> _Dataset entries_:
■ ■ ■ ■ ■
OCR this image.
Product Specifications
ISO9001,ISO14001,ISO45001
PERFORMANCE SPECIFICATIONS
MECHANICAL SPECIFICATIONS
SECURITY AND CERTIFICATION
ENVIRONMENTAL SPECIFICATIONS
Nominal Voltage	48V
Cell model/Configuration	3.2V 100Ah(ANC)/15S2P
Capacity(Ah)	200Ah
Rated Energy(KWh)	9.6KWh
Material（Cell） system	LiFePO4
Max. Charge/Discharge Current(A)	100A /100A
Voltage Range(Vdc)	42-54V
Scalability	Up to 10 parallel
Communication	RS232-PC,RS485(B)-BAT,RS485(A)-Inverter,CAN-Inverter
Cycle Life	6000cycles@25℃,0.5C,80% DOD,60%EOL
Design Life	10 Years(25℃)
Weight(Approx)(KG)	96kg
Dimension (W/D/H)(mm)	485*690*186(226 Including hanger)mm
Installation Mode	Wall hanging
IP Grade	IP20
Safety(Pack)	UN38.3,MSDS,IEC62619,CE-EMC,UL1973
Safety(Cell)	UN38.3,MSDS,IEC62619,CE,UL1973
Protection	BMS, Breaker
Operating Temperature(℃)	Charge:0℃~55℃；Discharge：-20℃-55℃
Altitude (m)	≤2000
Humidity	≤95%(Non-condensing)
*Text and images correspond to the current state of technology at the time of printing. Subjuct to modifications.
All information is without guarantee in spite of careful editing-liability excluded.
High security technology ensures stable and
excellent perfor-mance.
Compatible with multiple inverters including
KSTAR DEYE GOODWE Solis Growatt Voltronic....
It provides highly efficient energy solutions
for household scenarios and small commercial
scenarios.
■ ■ ■ ■ ■
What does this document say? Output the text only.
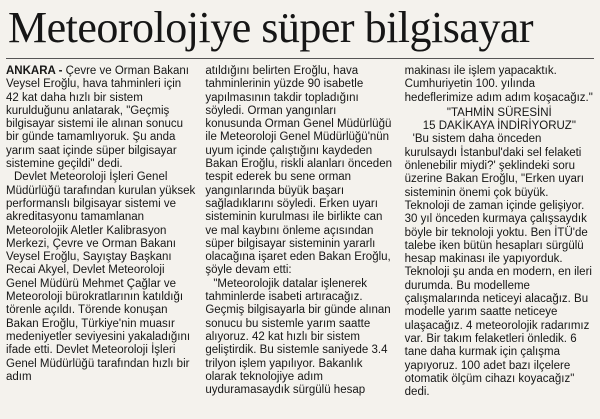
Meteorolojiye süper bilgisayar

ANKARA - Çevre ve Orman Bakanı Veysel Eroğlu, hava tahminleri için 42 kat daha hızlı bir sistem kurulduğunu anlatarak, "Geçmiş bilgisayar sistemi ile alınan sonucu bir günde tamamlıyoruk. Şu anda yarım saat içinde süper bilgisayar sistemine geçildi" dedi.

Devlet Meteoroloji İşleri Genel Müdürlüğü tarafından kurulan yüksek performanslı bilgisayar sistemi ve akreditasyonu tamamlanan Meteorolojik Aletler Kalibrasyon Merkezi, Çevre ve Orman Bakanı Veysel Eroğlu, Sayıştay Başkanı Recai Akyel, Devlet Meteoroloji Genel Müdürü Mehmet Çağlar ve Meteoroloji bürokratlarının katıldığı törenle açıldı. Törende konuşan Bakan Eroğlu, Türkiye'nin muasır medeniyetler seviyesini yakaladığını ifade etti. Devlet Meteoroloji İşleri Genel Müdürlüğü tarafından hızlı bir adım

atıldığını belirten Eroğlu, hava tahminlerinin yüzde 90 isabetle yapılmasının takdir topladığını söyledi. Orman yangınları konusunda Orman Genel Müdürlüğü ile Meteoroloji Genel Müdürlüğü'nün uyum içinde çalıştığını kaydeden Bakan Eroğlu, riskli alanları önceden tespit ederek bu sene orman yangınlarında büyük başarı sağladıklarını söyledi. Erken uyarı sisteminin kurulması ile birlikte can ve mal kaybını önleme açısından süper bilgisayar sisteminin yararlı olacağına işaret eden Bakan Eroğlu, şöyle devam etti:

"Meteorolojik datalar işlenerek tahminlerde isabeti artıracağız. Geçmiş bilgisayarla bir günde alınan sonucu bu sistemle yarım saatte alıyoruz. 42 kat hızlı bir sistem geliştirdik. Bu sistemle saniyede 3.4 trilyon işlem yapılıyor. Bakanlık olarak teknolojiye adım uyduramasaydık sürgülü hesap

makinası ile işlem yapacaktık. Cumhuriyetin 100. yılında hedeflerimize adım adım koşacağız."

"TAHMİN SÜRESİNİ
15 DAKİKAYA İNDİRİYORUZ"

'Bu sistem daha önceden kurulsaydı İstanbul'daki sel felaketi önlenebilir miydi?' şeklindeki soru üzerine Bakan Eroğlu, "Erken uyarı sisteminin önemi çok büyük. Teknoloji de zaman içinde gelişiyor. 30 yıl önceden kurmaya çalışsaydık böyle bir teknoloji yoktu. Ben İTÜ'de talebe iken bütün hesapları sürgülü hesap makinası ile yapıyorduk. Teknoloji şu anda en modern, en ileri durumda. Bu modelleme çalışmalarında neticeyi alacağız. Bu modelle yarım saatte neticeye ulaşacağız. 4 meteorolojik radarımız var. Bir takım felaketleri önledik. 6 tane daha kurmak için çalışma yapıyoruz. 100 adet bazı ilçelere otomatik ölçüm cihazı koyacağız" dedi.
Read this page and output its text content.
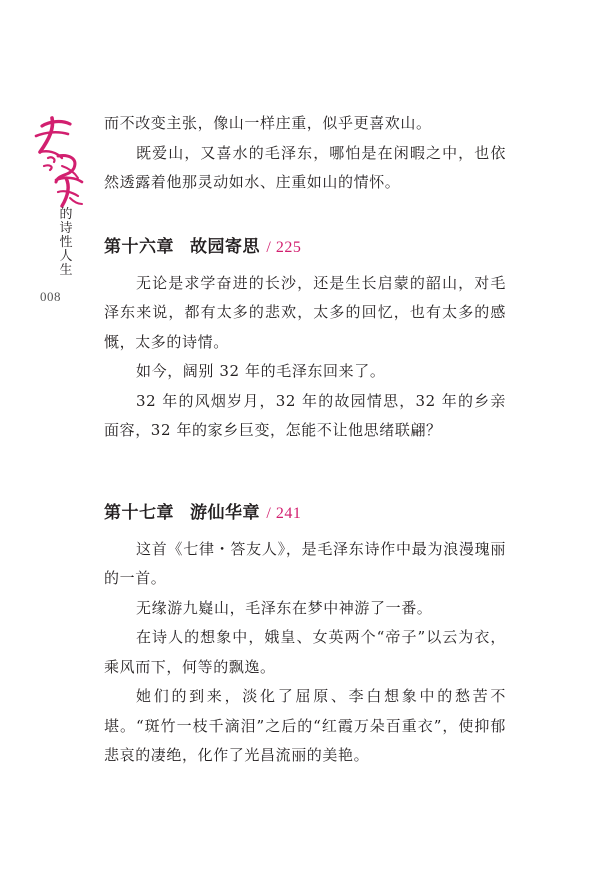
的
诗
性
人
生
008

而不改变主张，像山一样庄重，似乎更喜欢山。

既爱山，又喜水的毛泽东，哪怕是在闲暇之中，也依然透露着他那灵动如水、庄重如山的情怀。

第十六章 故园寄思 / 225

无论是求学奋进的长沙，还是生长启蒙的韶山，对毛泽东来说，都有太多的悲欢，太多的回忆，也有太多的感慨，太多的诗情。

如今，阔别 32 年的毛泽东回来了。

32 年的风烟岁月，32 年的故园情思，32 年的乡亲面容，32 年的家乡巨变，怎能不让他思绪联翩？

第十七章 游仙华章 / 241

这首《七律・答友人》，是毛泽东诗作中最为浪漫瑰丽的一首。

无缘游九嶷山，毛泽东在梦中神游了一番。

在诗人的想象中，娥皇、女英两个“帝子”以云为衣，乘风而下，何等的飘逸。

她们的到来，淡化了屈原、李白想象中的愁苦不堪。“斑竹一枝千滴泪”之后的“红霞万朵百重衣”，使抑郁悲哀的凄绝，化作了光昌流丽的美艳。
■ ■ ■ ■ ■
> _DIRECTION_: Report how many lines in the records above contain the word "hava", giving only the number.

> _FINAL ANSWER_: 2